TASK DETAILS: Print out each entry below exactly, please.

>> BEGIN PROVIDED RECORDS

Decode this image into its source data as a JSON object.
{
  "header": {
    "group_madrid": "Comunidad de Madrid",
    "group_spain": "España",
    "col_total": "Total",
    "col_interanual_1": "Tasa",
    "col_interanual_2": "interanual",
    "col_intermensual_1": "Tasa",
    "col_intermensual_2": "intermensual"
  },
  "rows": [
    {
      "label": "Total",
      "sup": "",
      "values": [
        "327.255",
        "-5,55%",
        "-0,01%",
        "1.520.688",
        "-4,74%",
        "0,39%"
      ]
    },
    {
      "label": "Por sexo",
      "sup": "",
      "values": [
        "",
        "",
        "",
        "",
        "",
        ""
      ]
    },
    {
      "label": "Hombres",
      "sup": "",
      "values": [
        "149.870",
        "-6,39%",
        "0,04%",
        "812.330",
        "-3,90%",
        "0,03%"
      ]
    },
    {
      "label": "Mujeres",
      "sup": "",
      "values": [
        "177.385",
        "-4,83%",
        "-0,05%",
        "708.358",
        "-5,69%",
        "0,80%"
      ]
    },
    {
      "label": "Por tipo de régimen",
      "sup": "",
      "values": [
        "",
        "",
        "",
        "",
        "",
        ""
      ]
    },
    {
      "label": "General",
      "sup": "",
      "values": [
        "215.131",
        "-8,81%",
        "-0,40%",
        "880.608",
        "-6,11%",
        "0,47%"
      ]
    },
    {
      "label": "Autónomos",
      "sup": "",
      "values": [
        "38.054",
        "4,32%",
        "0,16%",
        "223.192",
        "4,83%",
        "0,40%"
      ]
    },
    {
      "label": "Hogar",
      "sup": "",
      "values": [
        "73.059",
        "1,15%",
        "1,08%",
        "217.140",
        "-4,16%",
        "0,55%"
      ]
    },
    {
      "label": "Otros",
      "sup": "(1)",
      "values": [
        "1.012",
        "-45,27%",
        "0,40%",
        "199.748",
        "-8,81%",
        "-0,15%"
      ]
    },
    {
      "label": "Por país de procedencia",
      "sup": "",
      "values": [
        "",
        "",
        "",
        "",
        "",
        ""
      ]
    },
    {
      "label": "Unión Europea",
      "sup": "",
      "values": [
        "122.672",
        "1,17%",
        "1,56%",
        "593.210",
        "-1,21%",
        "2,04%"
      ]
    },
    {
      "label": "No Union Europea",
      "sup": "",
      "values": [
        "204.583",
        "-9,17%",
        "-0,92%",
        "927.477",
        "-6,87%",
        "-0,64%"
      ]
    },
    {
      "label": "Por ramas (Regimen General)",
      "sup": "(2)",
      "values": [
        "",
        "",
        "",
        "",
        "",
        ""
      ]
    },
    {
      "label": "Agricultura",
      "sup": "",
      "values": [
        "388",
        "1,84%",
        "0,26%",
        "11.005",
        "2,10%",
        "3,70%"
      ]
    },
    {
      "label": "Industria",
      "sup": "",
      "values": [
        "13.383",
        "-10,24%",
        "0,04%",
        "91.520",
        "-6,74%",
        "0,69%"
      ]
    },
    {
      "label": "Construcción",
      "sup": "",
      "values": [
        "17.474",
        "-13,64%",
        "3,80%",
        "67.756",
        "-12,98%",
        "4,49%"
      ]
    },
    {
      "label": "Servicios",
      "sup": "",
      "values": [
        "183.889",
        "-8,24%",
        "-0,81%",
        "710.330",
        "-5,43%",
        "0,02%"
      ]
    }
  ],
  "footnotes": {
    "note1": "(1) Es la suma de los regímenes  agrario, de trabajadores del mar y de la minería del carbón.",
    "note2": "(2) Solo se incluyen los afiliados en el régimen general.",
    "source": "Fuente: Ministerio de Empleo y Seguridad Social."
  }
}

>> END PROVIDED RECORDS

FINAL RESULT:
Decode this image into its source data as a JSON object.
{
  "header": {
    "group_madrid": "Comunidad de Madrid",
    "group_spain": "España",
    "col_total": "Total",
    "col_interanual_1": "Tasa",
    "col_interanual_2": "interanual",
    "col_intermensual_1": "Tasa",
    "col_intermensual_2": "intermensual"
  },
  "rows": [
    {
      "label": "Total",
      "sup": "",
      "values": [
        "327.255",
        "-5,55%",
        "-0,01%",
        "1.520.688",
        "-4,74%",
        "0,39%"
      ]
    },
    {
      "label": "Por sexo",
      "sup": "",
      "values": [
        "",
        "",
        "",
        "",
        "",
        ""
      ]
    },
    {
      "label": "Hombres",
      "sup": "",
      "values": [
        "149.870",
        "-6,39%",
        "0,04%",
        "812.330",
        "-3,90%",
        "0,03%"
      ]
    },
    {
      "label": "Mujeres",
      "sup": "",
      "values": [
        "177.385",
        "-4,83%",
        "-0,05%",
        "708.358",
        "-5,69%",
        "0,80%"
      ]
    },
    {
      "label": "Por tipo de régimen",
      "sup": "",
      "values": [
        "",
        "",
        "",
        "",
        "",
        ""
      ]
    },
    {
      "label": "General",
      "sup": "",
      "values": [
        "215.131",
        "-8,81%",
        "-0,40%",
        "880.608",
        "-6,11%",
        "0,47%"
      ]
    },
    {
      "label": "Autónomos",
      "sup": "",
      "values": [
        "38.054",
        "4,32%",
        "0,16%",
        "223.192",
        "4,83%",
        "0,40%"
      ]
    },
    {
      "label": "Hogar",
      "sup": "",
      "values": [
        "73.059",
        "1,15%",
        "1,08%",
        "217.140",
        "-4,16%",
        "0,55%"
      ]
    },
    {
      "label": "Otros",
      "sup": "(1)",
      "values": [
        "1.012",
        "-45,27%",
        "0,40%",
        "199.748",
        "-8,81%",
        "-0,15%"
      ]
    },
    {
      "label": "Por país de procedencia",
      "sup": "",
      "values": [
        "",
        "",
        "",
        "",
        "",
        ""
      ]
    },
    {
      "label": "Unión Europea",
      "sup": "",
      "values": [
        "122.672",
        "1,17%",
        "1,56%",
        "593.210",
        "-1,21%",
        "2,04%"
      ]
    },
    {
      "label": "No Union Europea",
      "sup": "",
      "values": [
        "204.583",
        "-9,17%",
        "-0,92%",
        "927.477",
        "-6,87%",
        "-0,64%"
      ]
    },
    {
      "label": "Por ramas (Regimen General)",
      "sup": "(2)",
      "values": [
        "",
        "",
        "",
        "",
        "",
        ""
      ]
    },
    {
      "label": "Agricultura",
      "sup": "",
      "values": [
        "388",
        "1,84%",
        "0,26%",
        "11.005",
        "2,10%",
        "3,70%"
      ]
    },
    {
      "label": "Industria",
      "sup": "",
      "values": [
        "13.383",
        "-10,24%",
        "0,04%",
        "91.520",
        "-6,74%",
        "0,69%"
      ]
    },
    {
      "label": "Construcción",
      "sup": "",
      "values": [
        "17.474",
        "-13,64%",
        "3,80%",
        "67.756",
        "-12,98%",
        "4,49%"
      ]
    },
    {
      "label": "Servicios",
      "sup": "",
      "values": [
        "183.889",
        "-8,24%",
        "-0,81%",
        "710.330",
        "-5,43%",
        "0,02%"
      ]
    }
  ],
  "footnotes": {
    "note1": "(1) Es la suma de los regímenes  agrario, de trabajadores del mar y de la minería del carbón.",
    "note2": "(2) Solo se incluyen los afiliados en el régimen general.",
    "source": "Fuente: Ministerio de Empleo y Seguridad Social."
  }
}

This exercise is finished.